> Directions: Search the material below for the word "crops". Copy every line that has it.
******
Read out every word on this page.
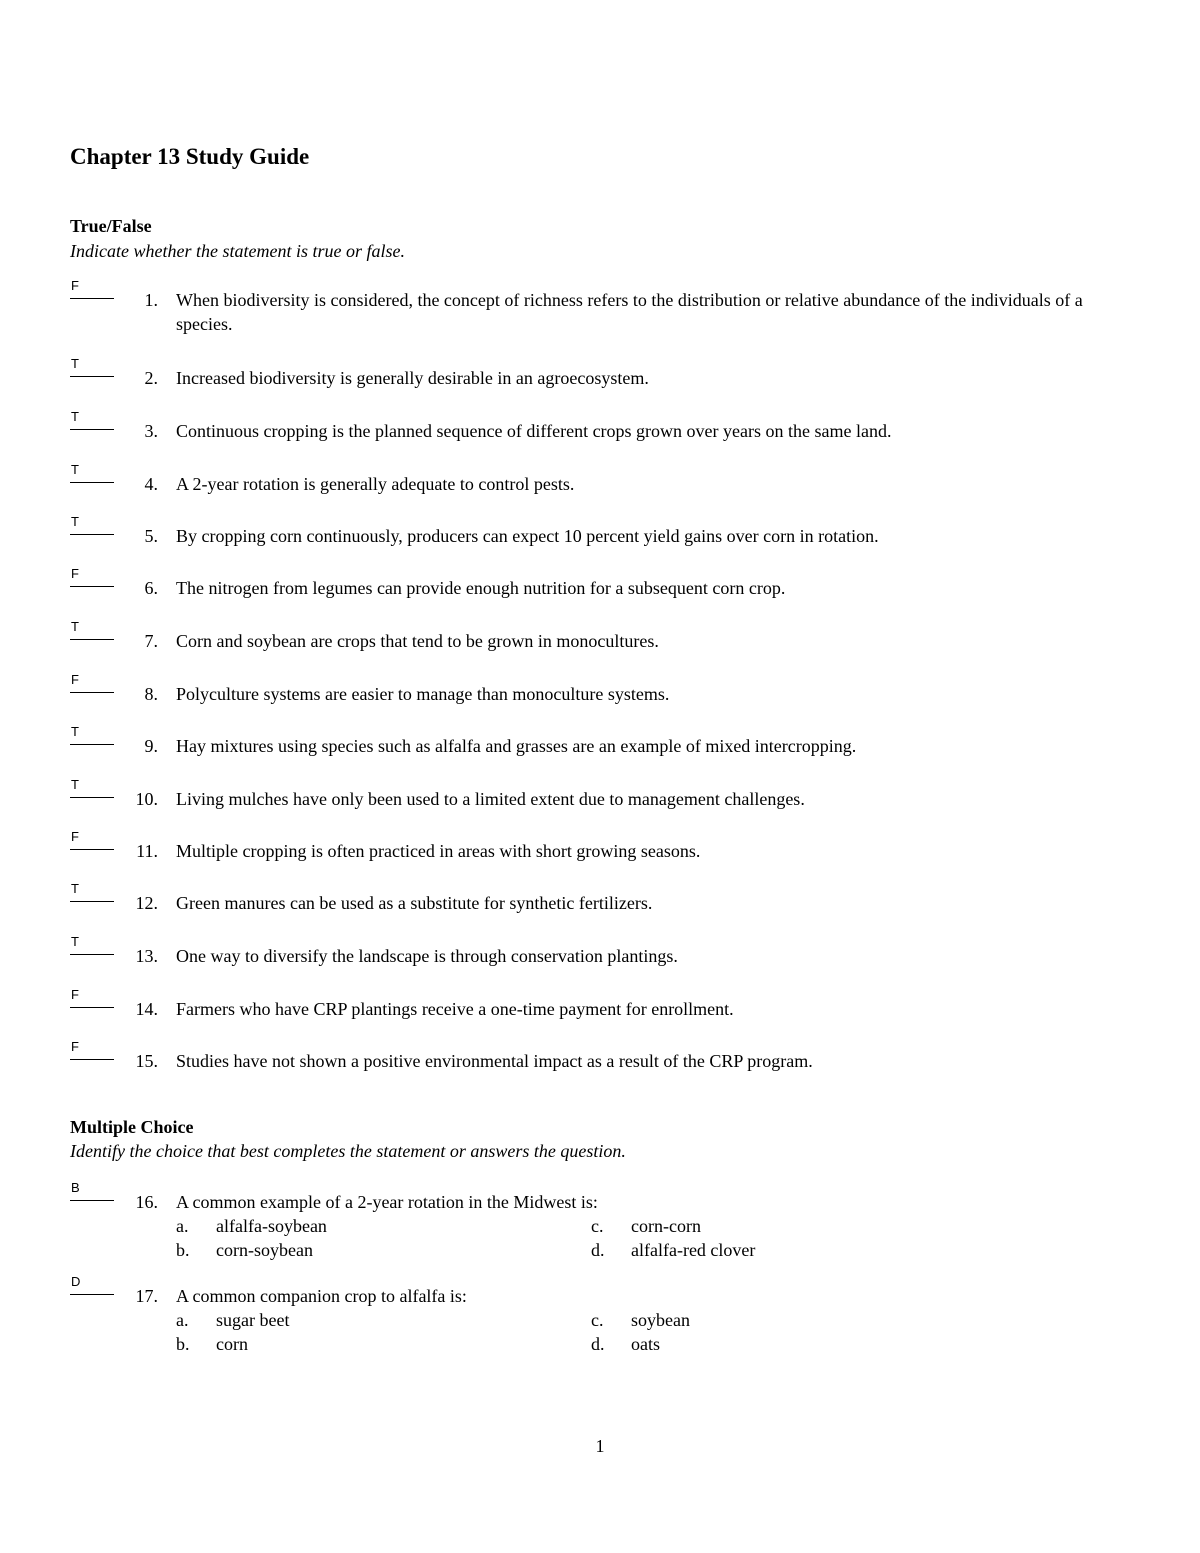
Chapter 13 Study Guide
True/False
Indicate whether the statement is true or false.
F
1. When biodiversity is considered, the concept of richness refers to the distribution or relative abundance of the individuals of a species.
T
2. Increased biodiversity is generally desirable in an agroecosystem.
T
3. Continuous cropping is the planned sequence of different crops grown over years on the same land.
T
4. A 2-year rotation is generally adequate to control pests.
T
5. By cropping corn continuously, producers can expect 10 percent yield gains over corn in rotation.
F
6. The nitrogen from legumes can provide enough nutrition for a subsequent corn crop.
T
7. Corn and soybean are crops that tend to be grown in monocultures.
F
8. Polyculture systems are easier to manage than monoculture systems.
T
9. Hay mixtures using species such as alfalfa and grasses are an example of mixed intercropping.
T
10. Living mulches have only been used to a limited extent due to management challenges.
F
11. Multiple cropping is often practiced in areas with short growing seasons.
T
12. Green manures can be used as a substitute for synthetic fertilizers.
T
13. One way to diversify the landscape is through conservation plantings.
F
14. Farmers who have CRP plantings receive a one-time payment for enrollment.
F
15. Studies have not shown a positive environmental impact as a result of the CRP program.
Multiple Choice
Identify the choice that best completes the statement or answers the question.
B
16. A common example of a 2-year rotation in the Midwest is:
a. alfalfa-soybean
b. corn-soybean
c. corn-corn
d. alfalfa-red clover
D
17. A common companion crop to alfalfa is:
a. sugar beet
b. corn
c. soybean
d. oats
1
******
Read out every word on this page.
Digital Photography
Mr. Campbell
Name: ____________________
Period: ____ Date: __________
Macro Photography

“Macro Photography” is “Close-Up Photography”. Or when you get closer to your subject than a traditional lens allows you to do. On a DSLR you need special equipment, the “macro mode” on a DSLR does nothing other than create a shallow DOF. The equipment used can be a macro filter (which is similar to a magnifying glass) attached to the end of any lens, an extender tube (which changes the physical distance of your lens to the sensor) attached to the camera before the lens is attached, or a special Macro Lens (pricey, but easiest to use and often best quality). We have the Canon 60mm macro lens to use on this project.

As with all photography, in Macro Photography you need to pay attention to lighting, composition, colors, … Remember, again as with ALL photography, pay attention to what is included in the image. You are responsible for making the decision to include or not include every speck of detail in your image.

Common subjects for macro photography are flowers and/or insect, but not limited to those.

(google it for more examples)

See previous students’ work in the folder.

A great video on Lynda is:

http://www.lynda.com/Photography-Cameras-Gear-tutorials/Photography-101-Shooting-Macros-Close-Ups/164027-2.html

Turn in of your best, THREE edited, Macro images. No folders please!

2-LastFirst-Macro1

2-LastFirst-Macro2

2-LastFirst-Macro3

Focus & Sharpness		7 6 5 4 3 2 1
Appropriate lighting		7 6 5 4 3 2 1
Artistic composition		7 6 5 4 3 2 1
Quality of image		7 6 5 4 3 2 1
******
> Exercise solution:
3. Continuous cropping is the planned sequence of different crops grown over years on the same land.
7. Corn and soybean are crops that tend to be grown in monocultures.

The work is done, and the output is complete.